[Collected data]

____________________

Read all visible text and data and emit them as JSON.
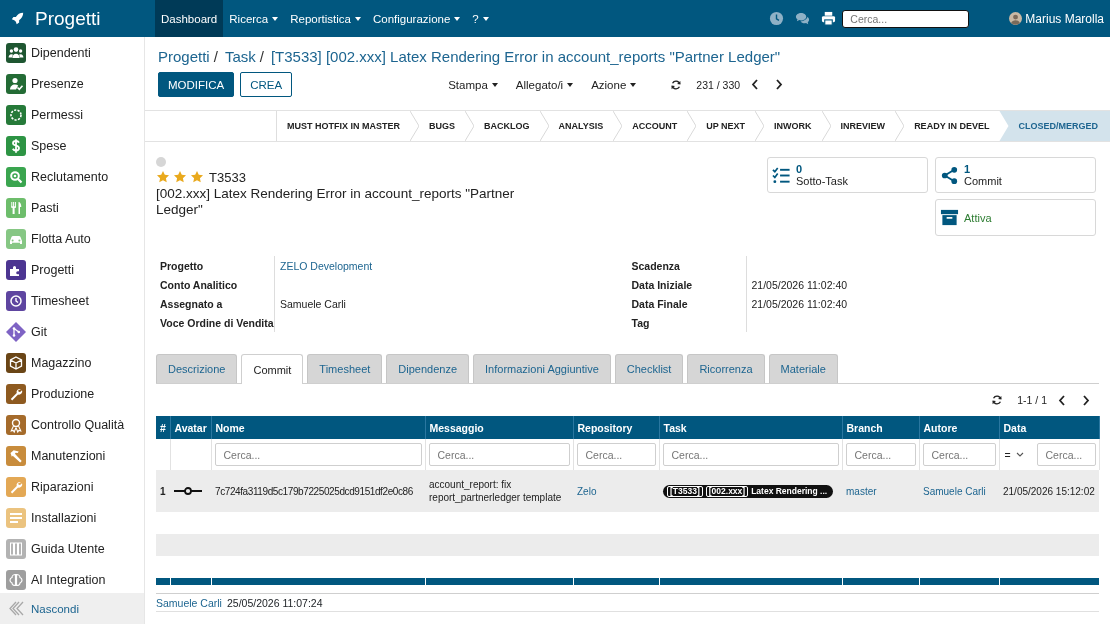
{
  "topbar": {
    "brand": "Progetti",
    "menu": [
      {
        "label": "Dashboard",
        "selected": true,
        "dropdown": false
      },
      {
        "label": "Ricerca",
        "selected": false,
        "dropdown": true
      },
      {
        "label": "Reportistica",
        "selected": false,
        "dropdown": true
      },
      {
        "label": "Configurazione",
        "selected": false,
        "dropdown": true
      },
      {
        "label": "?",
        "selected": false,
        "dropdown": true
      }
    ],
    "search": {
      "placeholder": "Cerca..."
    },
    "user": "Marius Marolla"
  },
  "sidebar": {
    "items": [
      {
        "label": "Dipendenti",
        "color": "#1e5631"
      },
      {
        "label": "Presenze",
        "color": "#236b35"
      },
      {
        "label": "Permessi",
        "color": "#267a39"
      },
      {
        "label": "Spese",
        "color": "#2d9444"
      },
      {
        "label": "Reclutamento",
        "color": "#3aa54f"
      },
      {
        "label": "Pasti",
        "color": "#6dbd6b"
      },
      {
        "label": "Flotta Auto",
        "color": "#86c784"
      },
      {
        "label": "Progetti",
        "color": "#4c3591"
      },
      {
        "label": "Timesheet",
        "color": "#5e45a0"
      },
      {
        "label": "Git",
        "color": "#7e63c4"
      },
      {
        "label": "Magazzino",
        "color": "#6a4516"
      },
      {
        "label": "Produzione",
        "color": "#8e5a20"
      },
      {
        "label": "Controllo Qualità",
        "color": "#a56b2b"
      },
      {
        "label": "Manutenzioni",
        "color": "#c88c3c"
      },
      {
        "label": "Riparazioni",
        "color": "#e3a855"
      },
      {
        "label": "Installazioni",
        "color": "#ebc37f"
      },
      {
        "label": "Guida Utente",
        "color": "#b3b3b3"
      },
      {
        "label": "AI Integration",
        "color": "#9e9e9e"
      }
    ],
    "collapse": "Nascondi"
  },
  "breadcrumb": [
    {
      "label": "Progetti",
      "separator": "/"
    },
    {
      "label": "Task",
      "separator": "/"
    },
    {
      "label": "[T3533] [002.xxx] Latex Rendering Error in account_reports \"Partner Ledger\""
    }
  ],
  "buttons": [
    {
      "label": "MODIFICA",
      "kind": "primary"
    },
    {
      "label": "CREA",
      "kind": "secondary"
    }
  ],
  "toolbar": [
    "Stampa",
    "Allegato/i",
    "Azione"
  ],
  "pager": "231 / 330",
  "stages": [
    {
      "label": "MUST HOTFIX IN MASTER",
      "selected": false
    },
    {
      "label": "BUGS",
      "selected": false
    },
    {
      "label": "BACKLOG",
      "selected": false
    },
    {
      "label": "ANALYSIS",
      "selected": false
    },
    {
      "label": "ACCOUNT",
      "selected": false
    },
    {
      "label": "UP NEXT",
      "selected": false
    },
    {
      "label": "INWORK",
      "selected": false
    },
    {
      "label": "INREVIEW",
      "selected": false
    },
    {
      "label": "READY IN DEVEL",
      "selected": false
    },
    {
      "label": "CLOSED/MERGED",
      "selected": true
    }
  ],
  "record": {
    "kanban_done": false,
    "stars": 3,
    "ref": "T3533",
    "title": "[002.xxx] Latex Rendering Error in account_reports \"Partner Ledger\""
  },
  "smart_buttons": [
    {
      "kind": "counter",
      "value": "0",
      "label": "Sotto-Task"
    },
    {
      "kind": "counter",
      "value": "1",
      "label": "Commit"
    },
    {
      "kind": "toggle",
      "label": "Attiva",
      "active": true
    }
  ],
  "fields": {
    "left": [
      {
        "label": "Progetto",
        "value": "ZELO Development",
        "link": true
      },
      {
        "label": "Conto Analitico"
      },
      {
        "label": "Assegnato a",
        "value": "Samuele Carli",
        "link": false
      },
      {
        "label": "Voce Ordine di Vendita"
      }
    ],
    "right": [
      {
        "label": "Scadenza"
      },
      {
        "label": "Data Iniziale",
        "value": "21/05/2026 11:02:40"
      },
      {
        "label": "Data Finale",
        "value": "21/05/2026 11:02:40"
      },
      {
        "label": "Tag"
      }
    ]
  },
  "tabs": [
    {
      "label": "Descrizione",
      "selected": false
    },
    {
      "label": "Commit",
      "selected": true
    },
    {
      "label": "Timesheet",
      "selected": false
    },
    {
      "label": "Dipendenze",
      "selected": false
    },
    {
      "label": "Informazioni Aggiuntive",
      "selected": false
    },
    {
      "label": "Checklist",
      "selected": false
    },
    {
      "label": "Ricorrenza",
      "selected": false
    },
    {
      "label": "Materiale",
      "selected": false
    }
  ],
  "commits": {
    "pager": "1-1 / 1",
    "columns": [
      "#",
      "Avatar",
      "Nome",
      "Messaggio",
      "Repository",
      "Task",
      "Branch",
      "Autore",
      "Data"
    ],
    "filters": [
      {
        "placeholder": "Cerca..."
      },
      {
        "placeholder": "Cerca..."
      },
      {
        "placeholder": "Cerca..."
      },
      {
        "placeholder": "Cerca..."
      },
      {
        "placeholder": "Cerca..."
      },
      {
        "placeholder": "Cerca..."
      },
      {
        "operator": "=",
        "placeholder": "Cerca..."
      }
    ],
    "rows": [
      {
        "number": "1",
        "hash": "7c724fa3119d5c179b7225025dcd9151df2e0c86",
        "message": "account_report: fix report_partnerledger template",
        "repository": "Zelo",
        "task_tags": [
          "[T3533]",
          "[002.xxx]"
        ],
        "task_text": "Latex Rendering ...",
        "branch": "master",
        "author": "Samuele Carli",
        "date": "21/05/2026 15:12:02"
      }
    ]
  },
  "footer": {
    "author": "Samuele Carli",
    "date": "25/05/2026 11:07:24"
  }
}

____________________

# Goal
Write the full listing out again with every line unchanged, but include no pictures.

# Result
Read all visible text and data and emit them as JSON.
{
  "topbar": {
    "brand": "Progetti",
    "menu": [
      {
        "label": "Dashboard",
        "selected": true,
        "dropdown": false
      },
      {
        "label": "Ricerca",
        "selected": false,
        "dropdown": true
      },
      {
        "label": "Reportistica",
        "selected": false,
        "dropdown": true
      },
      {
        "label": "Configurazione",
        "selected": false,
        "dropdown": true
      },
      {
        "label": "?",
        "selected": false,
        "dropdown": true
      }
    ],
    "search": {
      "placeholder": "Cerca..."
    },
    "user": "Marius Marolla"
  },
  "sidebar": {
    "items": [
      {
        "label": "Dipendenti",
        "color": "#1e5631"
      },
      {
        "label": "Presenze",
        "color": "#236b35"
      },
      {
        "label": "Permessi",
        "color": "#267a39"
      },
      {
        "label": "Spese",
        "color": "#2d9444"
      },
      {
        "label": "Reclutamento",
        "color": "#3aa54f"
      },
      {
        "label": "Pasti",
        "color": "#6dbd6b"
      },
      {
        "label": "Flotta Auto",
        "color": "#86c784"
      },
      {
        "label": "Progetti",
        "color": "#4c3591"
      },
      {
        "label": "Timesheet",
        "color": "#5e45a0"
      },
      {
        "label": "Git",
        "color": "#7e63c4"
      },
      {
        "label": "Magazzino",
        "color": "#6a4516"
      },
      {
        "label": "Produzione",
        "color": "#8e5a20"
      },
      {
        "label": "Controllo Qualità",
        "color": "#a56b2b"
      },
      {
        "label": "Manutenzioni",
        "color": "#c88c3c"
      },
      {
        "label": "Riparazioni",
        "color": "#e3a855"
      },
      {
        "label": "Installazioni",
        "color": "#ebc37f"
      },
      {
        "label": "Guida Utente",
        "color": "#b3b3b3"
      },
      {
        "label": "AI Integration",
        "color": "#9e9e9e"
      }
    ],
    "collapse": "Nascondi"
  },
  "breadcrumb": [
    {
      "label": "Progetti",
      "separator": "/"
    },
    {
      "label": "Task",
      "separator": "/"
    },
    {
      "label": "[T3533] [002.xxx] Latex Rendering Error in account_reports \"Partner Ledger\""
    }
  ],
  "buttons": [
    {
      "label": "MODIFICA",
      "kind": "primary"
    },
    {
      "label": "CREA",
      "kind": "secondary"
    }
  ],
  "toolbar": [
    "Stampa",
    "Allegato/i",
    "Azione"
  ],
  "pager": "231 / 330",
  "stages": [
    {
      "label": "MUST HOTFIX IN MASTER",
      "selected": false
    },
    {
      "label": "BUGS",
      "selected": false
    },
    {
      "label": "BACKLOG",
      "selected": false
    },
    {
      "label": "ANALYSIS",
      "selected": false
    },
    {
      "label": "ACCOUNT",
      "selected": false
    },
    {
      "label": "UP NEXT",
      "selected": false
    },
    {
      "label": "INWORK",
      "selected": false
    },
    {
      "label": "INREVIEW",
      "selected": false
    },
    {
      "label": "READY IN DEVEL",
      "selected": false
    },
    {
      "label": "CLOSED/MERGED",
      "selected": true
    }
  ],
  "record": {
    "kanban_done": false,
    "stars": 3,
    "ref": "T3533",
    "title": "[002.xxx] Latex Rendering Error in account_reports \"Partner Ledger\""
  },
  "smart_buttons": [
    {
      "kind": "counter",
      "value": "0",
      "label": "Sotto-Task"
    },
    {
      "kind": "counter",
      "value": "1",
      "label": "Commit"
    },
    {
      "kind": "toggle",
      "label": "Attiva",
      "active": true
    }
  ],
  "fields": {
    "left": [
      {
        "label": "Progetto",
        "value": "ZELO Development",
        "link": true
      },
      {
        "label": "Conto Analitico"
      },
      {
        "label": "Assegnato a",
        "value": "Samuele Carli",
        "link": false
      },
      {
        "label": "Voce Ordine di Vendita"
      }
    ],
    "right": [
      {
        "label": "Scadenza"
      },
      {
        "label": "Data Iniziale",
        "value": "21/05/2026 11:02:40"
      },
      {
        "label": "Data Finale",
        "value": "21/05/2026 11:02:40"
      },
      {
        "label": "Tag"
      }
    ]
  },
  "tabs": [
    {
      "label": "Descrizione",
      "selected": false
    },
    {
      "label": "Commit",
      "selected": true
    },
    {
      "label": "Timesheet",
      "selected": false
    },
    {
      "label": "Dipendenze",
      "selected": false
    },
    {
      "label": "Informazioni Aggiuntive",
      "selected": false
    },
    {
      "label": "Checklist",
      "selected": false
    },
    {
      "label": "Ricorrenza",
      "selected": false
    },
    {
      "label": "Materiale",
      "selected": false
    }
  ],
  "commits": {
    "pager": "1-1 / 1",
    "columns": [
      "#",
      "Avatar",
      "Nome",
      "Messaggio",
      "Repository",
      "Task",
      "Branch",
      "Autore",
      "Data"
    ],
    "filters": [
      {
        "placeholder": "Cerca..."
      },
      {
        "placeholder": "Cerca..."
      },
      {
        "placeholder": "Cerca..."
      },
      {
        "placeholder": "Cerca..."
      },
      {
        "placeholder": "Cerca..."
      },
      {
        "placeholder": "Cerca..."
      },
      {
        "operator": "=",
        "placeholder": "Cerca..."
      }
    ],
    "rows": [
      {
        "number": "1",
        "hash": "7c724fa3119d5c179b7225025dcd9151df2e0c86",
        "message": "account_report: fix report_partnerledger template",
        "repository": "Zelo",
        "task_tags": [
          "[T3533]",
          "[002.xxx]"
        ],
        "task_text": "Latex Rendering ...",
        "branch": "master",
        "author": "Samuele Carli",
        "date": "21/05/2026 15:12:02"
      }
    ]
  },
  "footer": {
    "author": "Samuele Carli",
    "date": "25/05/2026 11:07:24"
  }
}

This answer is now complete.